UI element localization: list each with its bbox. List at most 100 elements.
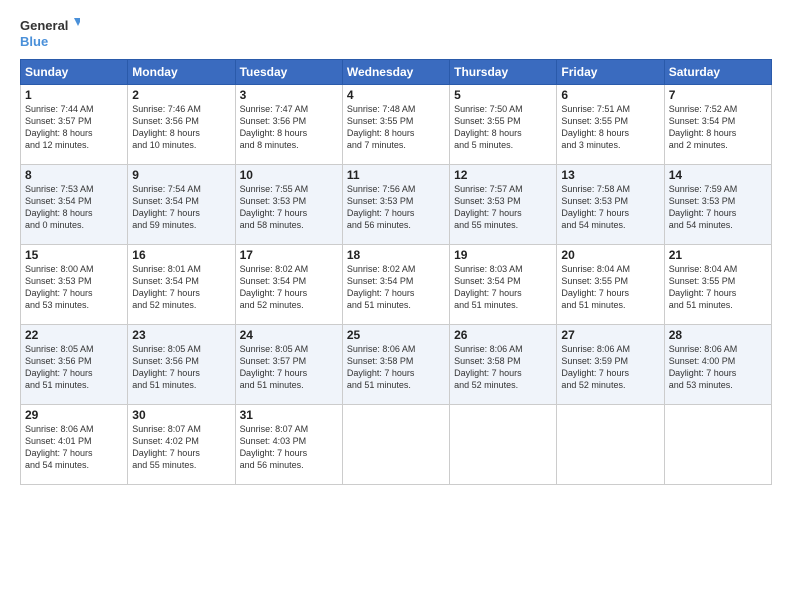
day-number: 8 bbox=[25, 168, 123, 182]
day-cell: 9Sunrise: 7:54 AMSunset: 3:54 PMDaylight… bbox=[128, 165, 235, 245]
day-info: Sunrise: 7:52 AMSunset: 3:54 PMDaylight:… bbox=[669, 103, 767, 152]
day-info: Sunrise: 7:54 AMSunset: 3:54 PMDaylight:… bbox=[132, 183, 230, 232]
day-info: Sunrise: 8:04 AMSunset: 3:55 PMDaylight:… bbox=[561, 263, 659, 312]
day-number: 7 bbox=[669, 88, 767, 102]
day-info: Sunrise: 7:56 AMSunset: 3:53 PMDaylight:… bbox=[347, 183, 445, 232]
calendar-table: SundayMondayTuesdayWednesdayThursdayFrid… bbox=[20, 59, 772, 485]
day-header-friday: Friday bbox=[557, 60, 664, 85]
day-number: 30 bbox=[132, 408, 230, 422]
day-number: 18 bbox=[347, 248, 445, 262]
day-number: 17 bbox=[240, 248, 338, 262]
day-info: Sunrise: 7:59 AMSunset: 3:53 PMDaylight:… bbox=[669, 183, 767, 232]
day-info: Sunrise: 7:50 AMSunset: 3:55 PMDaylight:… bbox=[454, 103, 552, 152]
day-number: 6 bbox=[561, 88, 659, 102]
day-cell: 11Sunrise: 7:56 AMSunset: 3:53 PMDayligh… bbox=[342, 165, 449, 245]
day-number: 4 bbox=[347, 88, 445, 102]
day-info: Sunrise: 8:06 AMSunset: 4:00 PMDaylight:… bbox=[669, 343, 767, 392]
week-row-4: 22 Sunrise: 8:05 AMSunset: 3:56 PMDayligh… bbox=[21, 325, 772, 405]
day-cell bbox=[557, 405, 664, 485]
day-cell: 18Sunrise: 8:02 AMSunset: 3:54 PMDayligh… bbox=[342, 245, 449, 325]
day-cell: 19Sunrise: 8:03 AMSunset: 3:54 PMDayligh… bbox=[450, 245, 557, 325]
day-cell: 1Sunrise: 7:44 AMSunset: 3:57 PMDaylight… bbox=[21, 85, 128, 165]
day-cell: 2Sunrise: 7:46 AMSunset: 3:56 PMDaylight… bbox=[128, 85, 235, 165]
day-number: 2 bbox=[132, 88, 230, 102]
day-info: Sunrise: 8:00 AMSunset: 3:53 PMDaylight:… bbox=[25, 263, 123, 312]
day-info: Sunrise: 8:02 AMSunset: 3:54 PMDaylight:… bbox=[347, 263, 445, 312]
day-info: Sunrise: 8:02 AMSunset: 3:54 PMDaylight:… bbox=[240, 263, 338, 312]
day-cell: 21Sunrise: 8:04 AMSunset: 3:55 PMDayligh… bbox=[664, 245, 771, 325]
day-header-tuesday: Tuesday bbox=[235, 60, 342, 85]
day-number: 12 bbox=[454, 168, 552, 182]
day-number: 26 bbox=[454, 328, 552, 342]
day-number: 16 bbox=[132, 248, 230, 262]
day-info: Sunrise: 8:03 AMSunset: 3:54 PMDaylight:… bbox=[454, 263, 552, 312]
logo: General Blue bbox=[20, 16, 80, 51]
day-number: 29 bbox=[25, 408, 123, 422]
day-info: Sunrise: 7:57 AMSunset: 3:53 PMDaylight:… bbox=[454, 183, 552, 232]
day-info: Sunrise: 8:01 AMSunset: 3:54 PMDaylight:… bbox=[132, 263, 230, 312]
day-cell: 6Sunrise: 7:51 AMSunset: 3:55 PMDaylight… bbox=[557, 85, 664, 165]
day-info: Sunrise: 8:07 AMSunset: 4:02 PMDaylight:… bbox=[132, 423, 230, 472]
day-number: 22 bbox=[25, 328, 123, 342]
day-info: Sunrise: 8:06 AMSunset: 3:58 PMDaylight:… bbox=[454, 343, 552, 392]
day-number: 25 bbox=[347, 328, 445, 342]
header: General Blue bbox=[20, 16, 772, 51]
week-row-5: 29Sunrise: 8:06 AMSunset: 4:01 PMDayligh… bbox=[21, 405, 772, 485]
day-number: 10 bbox=[240, 168, 338, 182]
day-cell bbox=[342, 405, 449, 485]
day-info: Sunrise: 7:46 AMSunset: 3:56 PMDaylight:… bbox=[132, 103, 230, 152]
day-number: 21 bbox=[669, 248, 767, 262]
day-cell: 28Sunrise: 8:06 AMSunset: 4:00 PMDayligh… bbox=[664, 325, 771, 405]
day-cell: 17Sunrise: 8:02 AMSunset: 3:54 PMDayligh… bbox=[235, 245, 342, 325]
day-cell: 13Sunrise: 7:58 AMSunset: 3:53 PMDayligh… bbox=[557, 165, 664, 245]
svg-text:General: General bbox=[20, 18, 68, 33]
week-row-2: 8Sunrise: 7:53 AMSunset: 3:54 PMDaylight… bbox=[21, 165, 772, 245]
day-header-monday: Monday bbox=[128, 60, 235, 85]
day-cell: 12Sunrise: 7:57 AMSunset: 3:53 PMDayligh… bbox=[450, 165, 557, 245]
day-cell: 27Sunrise: 8:06 AMSunset: 3:59 PMDayligh… bbox=[557, 325, 664, 405]
day-number: 13 bbox=[561, 168, 659, 182]
day-cell: 5Sunrise: 7:50 AMSunset: 3:55 PMDaylight… bbox=[450, 85, 557, 165]
day-info: Sunrise: 7:55 AMSunset: 3:53 PMDaylight:… bbox=[240, 183, 338, 232]
day-info: Sunrise: 7:44 AMSunset: 3:57 PMDaylight:… bbox=[25, 103, 123, 152]
day-number: 19 bbox=[454, 248, 552, 262]
day-number: 15 bbox=[25, 248, 123, 262]
day-info: Sunrise: 7:48 AMSunset: 3:55 PMDaylight:… bbox=[347, 103, 445, 152]
day-number: 11 bbox=[347, 168, 445, 182]
day-info: Sunrise: 8:06 AMSunset: 3:59 PMDaylight:… bbox=[561, 343, 659, 392]
day-number: 20 bbox=[561, 248, 659, 262]
day-header-sunday: Sunday bbox=[21, 60, 128, 85]
day-header-thursday: Thursday bbox=[450, 60, 557, 85]
day-info: Sunrise: 7:47 AMSunset: 3:56 PMDaylight:… bbox=[240, 103, 338, 152]
day-info: Sunrise: 7:53 AMSunset: 3:54 PMDaylight:… bbox=[25, 183, 123, 232]
day-info: Sunrise: 8:05 AMSunset: 3:57 PMDaylight:… bbox=[240, 343, 338, 392]
day-cell: 7Sunrise: 7:52 AMSunset: 3:54 PMDaylight… bbox=[664, 85, 771, 165]
day-cell: 14Sunrise: 7:59 AMSunset: 3:53 PMDayligh… bbox=[664, 165, 771, 245]
day-info: Sunrise: 8:05 AMSunset: 3:56 PMDaylight:… bbox=[132, 343, 230, 392]
day-info: Sunrise: 7:58 AMSunset: 3:53 PMDaylight:… bbox=[561, 183, 659, 232]
day-cell: 31Sunrise: 8:07 AMSunset: 4:03 PMDayligh… bbox=[235, 405, 342, 485]
svg-text:Blue: Blue bbox=[20, 34, 48, 49]
day-number: 24 bbox=[240, 328, 338, 342]
day-number: 14 bbox=[669, 168, 767, 182]
day-cell: 25Sunrise: 8:06 AMSunset: 3:58 PMDayligh… bbox=[342, 325, 449, 405]
day-number: 5 bbox=[454, 88, 552, 102]
page: General Blue SundayMondayTuesdayWednesda… bbox=[0, 0, 792, 495]
day-header-saturday: Saturday bbox=[664, 60, 771, 85]
day-number: 23 bbox=[132, 328, 230, 342]
day-cell: 29Sunrise: 8:06 AMSunset: 4:01 PMDayligh… bbox=[21, 405, 128, 485]
day-info: Sunrise: 8:07 AMSunset: 4:03 PMDaylight:… bbox=[240, 423, 338, 472]
day-cell bbox=[664, 405, 771, 485]
logo-svg: General Blue bbox=[20, 16, 80, 51]
day-cell bbox=[450, 405, 557, 485]
day-cell: 15Sunrise: 8:00 AMSunset: 3:53 PMDayligh… bbox=[21, 245, 128, 325]
day-header-wednesday: Wednesday bbox=[342, 60, 449, 85]
day-cell: 4Sunrise: 7:48 AMSunset: 3:55 PMDaylight… bbox=[342, 85, 449, 165]
day-info: Sunrise: 8:04 AMSunset: 3:55 PMDaylight:… bbox=[669, 263, 767, 312]
day-cell: 8Sunrise: 7:53 AMSunset: 3:54 PMDaylight… bbox=[21, 165, 128, 245]
week-row-3: 15Sunrise: 8:00 AMSunset: 3:53 PMDayligh… bbox=[21, 245, 772, 325]
day-cell: 10Sunrise: 7:55 AMSunset: 3:53 PMDayligh… bbox=[235, 165, 342, 245]
day-cell: 23Sunrise: 8:05 AMSunset: 3:56 PMDayligh… bbox=[128, 325, 235, 405]
day-cell: 20Sunrise: 8:04 AMSunset: 3:55 PMDayligh… bbox=[557, 245, 664, 325]
day-cell: 3Sunrise: 7:47 AMSunset: 3:56 PMDaylight… bbox=[235, 85, 342, 165]
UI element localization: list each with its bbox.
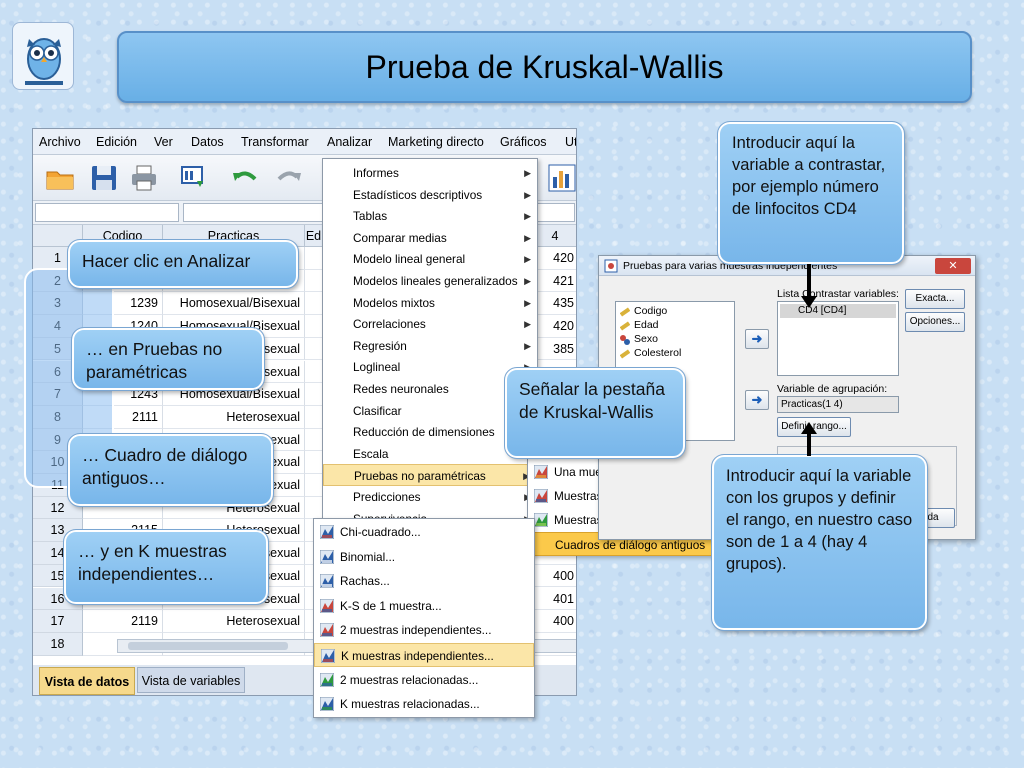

**Task objective:** Reproduce verbatim the lines of the records from the one containing "day-number: 8 bbox=[25, 168, 123, 182]" through the one containing "day-info: Sunrise: 8:00", including both of those lines.

**Finished task:**
day-number: 8 bbox=[25, 168, 123, 182]
day-cell: 9Sunrise: 7:54 AMSunset: 3:54 PMDaylight… bbox=[128, 165, 235, 245]
day-info: Sunrise: 7:52 AMSunset: 3:54 PMDaylight:… bbox=[669, 103, 767, 152]
day-info: Sunrise: 7:54 AMSunset: 3:54 PMDaylight:… bbox=[132, 183, 230, 232]
day-info: Sunrise: 8:04 AMSunset: 3:55 PMDaylight:… bbox=[561, 263, 659, 312]
day-number: 7 bbox=[669, 88, 767, 102]
day-info: Sunrise: 7:56 AMSunset: 3:53 PMDaylight:… bbox=[347, 183, 445, 232]
calendar-table: SundayMondayTuesdayWednesdayThursdayFrid… bbox=[20, 59, 772, 485]
day-header-friday: Friday bbox=[557, 60, 664, 85]
day-number: 30 bbox=[132, 408, 230, 422]
day-number: 18 bbox=[347, 248, 445, 262]
day-number: 17 bbox=[240, 248, 338, 262]
day-info: Sunrise: 7:59 AMSunset: 3:53 PMDaylight:… bbox=[669, 183, 767, 232]
day-info: Sunrise: 7:50 AMSunset: 3:55 PMDaylight:… bbox=[454, 103, 552, 152]
day-number: 6 bbox=[561, 88, 659, 102]
day-cell: 11Sunrise: 7:56 AMSunset: 3:53 PMDayligh… bbox=[342, 165, 449, 245]
day-number: 4 bbox=[347, 88, 445, 102]
day-info: Sunrise: 8:06 AMSunset: 4:00 PMDaylight:… bbox=[669, 343, 767, 392]
week-row-4: 22 Sunrise: 8:05 AMSunset: 3:56 PMDayligh… bbox=[21, 325, 772, 405]
day-cell bbox=[557, 405, 664, 485]
day-cell: 18Sunrise: 8:02 AMSunset: 3:54 PMDayligh… bbox=[342, 245, 449, 325]
day-cell: 19Sunrise: 8:03 AMSunset: 3:54 PMDayligh… bbox=[450, 245, 557, 325]
day-cell: 1Sunrise: 7:44 AMSunset: 3:57 PMDaylight… bbox=[21, 85, 128, 165]
day-cell: 2Sunrise: 7:46 AMSunset: 3:56 PMDaylight… bbox=[128, 85, 235, 165]
day-number: 2 bbox=[132, 88, 230, 102]
day-info: Sunrise: 8:00 AMSunset: 3:53 PMDaylight:… bbox=[25, 263, 123, 312]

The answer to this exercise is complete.